──────── EXTRACTED MATERIAL ────────
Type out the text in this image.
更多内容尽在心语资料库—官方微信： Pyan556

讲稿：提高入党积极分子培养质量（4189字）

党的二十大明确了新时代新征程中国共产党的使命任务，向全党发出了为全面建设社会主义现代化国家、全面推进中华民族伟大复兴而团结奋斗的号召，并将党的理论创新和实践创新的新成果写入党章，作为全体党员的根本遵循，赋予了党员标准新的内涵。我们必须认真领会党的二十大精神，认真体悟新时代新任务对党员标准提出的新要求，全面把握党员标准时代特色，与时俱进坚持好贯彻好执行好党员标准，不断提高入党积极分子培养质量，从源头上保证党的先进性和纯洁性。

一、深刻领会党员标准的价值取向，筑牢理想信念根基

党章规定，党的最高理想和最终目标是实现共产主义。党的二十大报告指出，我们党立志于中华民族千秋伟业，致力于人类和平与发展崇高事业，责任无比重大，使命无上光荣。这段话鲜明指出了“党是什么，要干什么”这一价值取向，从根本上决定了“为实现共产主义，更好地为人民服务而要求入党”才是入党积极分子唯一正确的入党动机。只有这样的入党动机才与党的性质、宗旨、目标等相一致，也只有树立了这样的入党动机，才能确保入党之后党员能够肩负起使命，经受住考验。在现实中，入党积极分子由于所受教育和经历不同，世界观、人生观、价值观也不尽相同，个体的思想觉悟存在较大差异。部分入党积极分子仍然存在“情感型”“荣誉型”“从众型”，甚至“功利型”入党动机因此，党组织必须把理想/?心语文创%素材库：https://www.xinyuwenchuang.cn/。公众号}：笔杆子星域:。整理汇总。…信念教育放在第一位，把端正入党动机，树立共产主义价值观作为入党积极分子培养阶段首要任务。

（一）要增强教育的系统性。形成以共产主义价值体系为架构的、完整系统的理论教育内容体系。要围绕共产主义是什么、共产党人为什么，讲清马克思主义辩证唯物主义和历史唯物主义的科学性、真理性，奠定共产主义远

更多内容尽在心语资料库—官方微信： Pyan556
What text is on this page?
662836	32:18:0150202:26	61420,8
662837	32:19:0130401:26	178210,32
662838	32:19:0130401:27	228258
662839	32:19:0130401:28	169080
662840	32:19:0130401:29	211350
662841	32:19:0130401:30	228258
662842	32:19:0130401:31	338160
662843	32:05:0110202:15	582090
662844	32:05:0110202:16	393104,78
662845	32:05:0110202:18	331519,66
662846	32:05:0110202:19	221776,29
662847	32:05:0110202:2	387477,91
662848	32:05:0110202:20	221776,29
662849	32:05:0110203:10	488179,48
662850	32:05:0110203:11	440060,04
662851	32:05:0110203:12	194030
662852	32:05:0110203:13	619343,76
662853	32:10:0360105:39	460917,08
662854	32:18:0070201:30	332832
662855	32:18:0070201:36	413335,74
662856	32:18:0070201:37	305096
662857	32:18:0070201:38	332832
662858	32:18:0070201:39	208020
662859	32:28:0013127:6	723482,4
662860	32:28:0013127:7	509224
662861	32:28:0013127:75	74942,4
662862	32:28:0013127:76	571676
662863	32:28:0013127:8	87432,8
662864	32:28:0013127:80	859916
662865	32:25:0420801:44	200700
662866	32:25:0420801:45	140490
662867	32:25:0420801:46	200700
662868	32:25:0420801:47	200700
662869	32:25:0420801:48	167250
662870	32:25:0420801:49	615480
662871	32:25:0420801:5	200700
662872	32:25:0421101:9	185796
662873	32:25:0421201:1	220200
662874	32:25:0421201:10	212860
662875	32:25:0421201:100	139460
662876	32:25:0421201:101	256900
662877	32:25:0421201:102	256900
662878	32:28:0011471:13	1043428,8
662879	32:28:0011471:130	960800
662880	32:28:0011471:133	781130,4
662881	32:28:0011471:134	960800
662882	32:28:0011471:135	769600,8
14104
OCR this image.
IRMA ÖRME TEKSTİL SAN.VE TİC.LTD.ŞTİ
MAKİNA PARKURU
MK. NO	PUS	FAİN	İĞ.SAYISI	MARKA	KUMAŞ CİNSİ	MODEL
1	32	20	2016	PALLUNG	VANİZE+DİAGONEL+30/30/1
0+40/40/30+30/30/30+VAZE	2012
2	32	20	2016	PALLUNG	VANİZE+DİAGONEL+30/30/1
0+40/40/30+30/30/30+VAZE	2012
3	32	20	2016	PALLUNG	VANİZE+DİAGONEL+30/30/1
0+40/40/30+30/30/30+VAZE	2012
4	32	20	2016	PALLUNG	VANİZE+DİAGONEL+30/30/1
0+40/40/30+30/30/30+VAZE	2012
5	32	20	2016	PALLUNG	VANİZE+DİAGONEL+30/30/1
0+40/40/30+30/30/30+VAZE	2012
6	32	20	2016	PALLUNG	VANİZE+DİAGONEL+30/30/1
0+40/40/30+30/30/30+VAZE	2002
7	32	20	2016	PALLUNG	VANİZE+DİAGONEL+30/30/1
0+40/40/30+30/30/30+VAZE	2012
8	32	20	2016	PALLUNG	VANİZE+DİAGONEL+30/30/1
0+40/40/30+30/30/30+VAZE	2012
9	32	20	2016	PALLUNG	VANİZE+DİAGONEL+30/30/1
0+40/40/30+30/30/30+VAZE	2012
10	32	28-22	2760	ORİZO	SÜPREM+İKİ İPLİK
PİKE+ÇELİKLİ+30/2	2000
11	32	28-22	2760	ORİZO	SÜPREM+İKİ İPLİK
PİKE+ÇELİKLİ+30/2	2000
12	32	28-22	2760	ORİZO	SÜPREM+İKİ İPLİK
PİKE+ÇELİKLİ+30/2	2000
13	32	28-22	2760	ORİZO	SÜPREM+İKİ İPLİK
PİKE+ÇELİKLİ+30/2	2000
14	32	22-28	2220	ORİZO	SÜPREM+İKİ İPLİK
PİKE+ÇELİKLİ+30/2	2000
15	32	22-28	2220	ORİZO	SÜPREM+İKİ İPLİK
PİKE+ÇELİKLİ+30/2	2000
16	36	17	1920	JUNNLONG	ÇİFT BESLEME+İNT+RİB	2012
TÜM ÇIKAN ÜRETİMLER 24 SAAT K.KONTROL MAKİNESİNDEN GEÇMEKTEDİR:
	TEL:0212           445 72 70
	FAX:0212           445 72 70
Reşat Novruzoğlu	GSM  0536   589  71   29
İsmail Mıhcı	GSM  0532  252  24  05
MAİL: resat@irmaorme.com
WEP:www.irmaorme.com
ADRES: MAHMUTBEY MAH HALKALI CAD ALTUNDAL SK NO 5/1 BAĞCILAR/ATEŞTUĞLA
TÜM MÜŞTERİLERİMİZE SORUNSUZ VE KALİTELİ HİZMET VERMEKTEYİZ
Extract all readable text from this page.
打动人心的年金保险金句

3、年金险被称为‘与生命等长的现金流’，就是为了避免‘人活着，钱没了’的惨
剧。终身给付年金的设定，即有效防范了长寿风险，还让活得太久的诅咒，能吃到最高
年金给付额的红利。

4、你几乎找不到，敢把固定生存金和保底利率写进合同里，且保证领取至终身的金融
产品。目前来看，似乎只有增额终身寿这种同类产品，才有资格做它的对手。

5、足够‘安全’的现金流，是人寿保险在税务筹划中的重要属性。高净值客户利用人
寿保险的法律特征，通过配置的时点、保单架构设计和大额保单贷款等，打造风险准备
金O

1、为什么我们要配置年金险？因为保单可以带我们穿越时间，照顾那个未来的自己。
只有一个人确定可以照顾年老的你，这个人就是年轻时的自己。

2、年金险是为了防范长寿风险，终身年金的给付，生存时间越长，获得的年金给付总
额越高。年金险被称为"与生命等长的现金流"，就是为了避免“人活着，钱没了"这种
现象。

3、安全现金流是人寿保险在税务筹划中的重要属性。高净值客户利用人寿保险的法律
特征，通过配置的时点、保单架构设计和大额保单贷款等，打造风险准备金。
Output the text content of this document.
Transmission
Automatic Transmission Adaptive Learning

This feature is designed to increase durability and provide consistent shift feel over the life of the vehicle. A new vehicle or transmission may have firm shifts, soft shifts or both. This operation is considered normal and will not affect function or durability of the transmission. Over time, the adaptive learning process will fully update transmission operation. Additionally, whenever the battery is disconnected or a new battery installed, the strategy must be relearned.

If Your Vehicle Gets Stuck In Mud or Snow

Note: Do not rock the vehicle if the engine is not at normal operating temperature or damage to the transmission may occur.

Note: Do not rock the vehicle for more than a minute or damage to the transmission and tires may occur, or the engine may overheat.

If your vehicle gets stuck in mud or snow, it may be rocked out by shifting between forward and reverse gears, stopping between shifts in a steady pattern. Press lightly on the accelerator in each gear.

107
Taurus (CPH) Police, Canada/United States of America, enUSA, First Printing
────────
**WHAT YOU HAVE TO DO:** Each line in the entries above that includes the string "ORİZO" should be extracted.

**CORRECT RESPONSE:**
10	32	28-22	2760	ORİZO	SÜPREM+İKİ İPLİK
11	32	28-22	2760	ORİZO	SÜPREM+İKİ İPLİK
12	32	28-22	2760	ORİZO	SÜPREM+İKİ İPLİK
13	32	28-22	2760	ORİZO	SÜPREM+İKİ İPLİK
14	32	22-28	2220	ORİZO	SÜPREM+İKİ İPLİK
15	32	22-28	2220	ORİZO	SÜPREM+İKİ İPLİK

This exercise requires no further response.